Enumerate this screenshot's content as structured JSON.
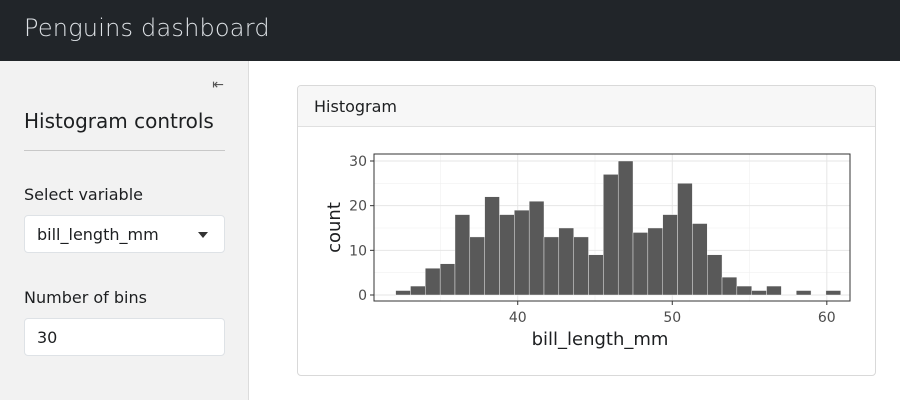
{
  "navbar": {
    "title": "Penguins dashboard"
  },
  "sidebar": {
    "title": "Histogram controls",
    "toggle_icon": "collapse-sidebar-icon",
    "variable_label": "Select variable",
    "variable_value": "bill_length_mm",
    "bins_label": "Number of bins",
    "bins_value": "30"
  },
  "card": {
    "title": "Histogram"
  },
  "colors": {
    "navbar_bg": "#212529",
    "bar_fill": "#595959",
    "panel_border": "#333333"
  },
  "chart_data": {
    "type": "bar",
    "title": "",
    "xlabel": "bill_length_mm",
    "ylabel": "count",
    "x_ticks": [
      40,
      50,
      60
    ],
    "y_ticks": [
      0,
      10,
      20,
      30
    ],
    "xlim": [
      30.7,
      61.5
    ],
    "ylim": [
      0,
      30
    ],
    "grid": true,
    "bin_start": 32.1,
    "bin_width": 0.96,
    "values": [
      1,
      2,
      6,
      7,
      18,
      13,
      22,
      18,
      19,
      21,
      13,
      15,
      13,
      9,
      27,
      30,
      14,
      15,
      18,
      25,
      16,
      9,
      4,
      2,
      1,
      2,
      0,
      1,
      0,
      1
    ]
  }
}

**AIM:**
Each entry gets copied exactly; the pictures stay out.

**WRITTEN SOLUTION:**
Enumerate this screenshot's content as structured JSON.
{
  "navbar": {
    "title": "Penguins dashboard"
  },
  "sidebar": {
    "title": "Histogram controls",
    "toggle_icon": "collapse-sidebar-icon",
    "variable_label": "Select variable",
    "variable_value": "bill_length_mm",
    "bins_label": "Number of bins",
    "bins_value": "30"
  },
  "card": {
    "title": "Histogram"
  },
  "colors": {
    "navbar_bg": "#212529",
    "bar_fill": "#595959",
    "panel_border": "#333333"
  },
  "chart_data": {
    "type": "bar",
    "title": "",
    "xlabel": "bill_length_mm",
    "ylabel": "count",
    "x_ticks": [
      40,
      50,
      60
    ],
    "y_ticks": [
      0,
      10,
      20,
      30
    ],
    "xlim": [
      30.7,
      61.5
    ],
    "ylim": [
      0,
      30
    ],
    "grid": true,
    "bin_start": 32.1,
    "bin_width": 0.96,
    "values": [
      1,
      2,
      6,
      7,
      18,
      13,
      22,
      18,
      19,
      21,
      13,
      15,
      13,
      9,
      27,
      30,
      14,
      15,
      18,
      25,
      16,
      9,
      4,
      2,
      1,
      2,
      0,
      1,
      0,
      1
    ]
  }
}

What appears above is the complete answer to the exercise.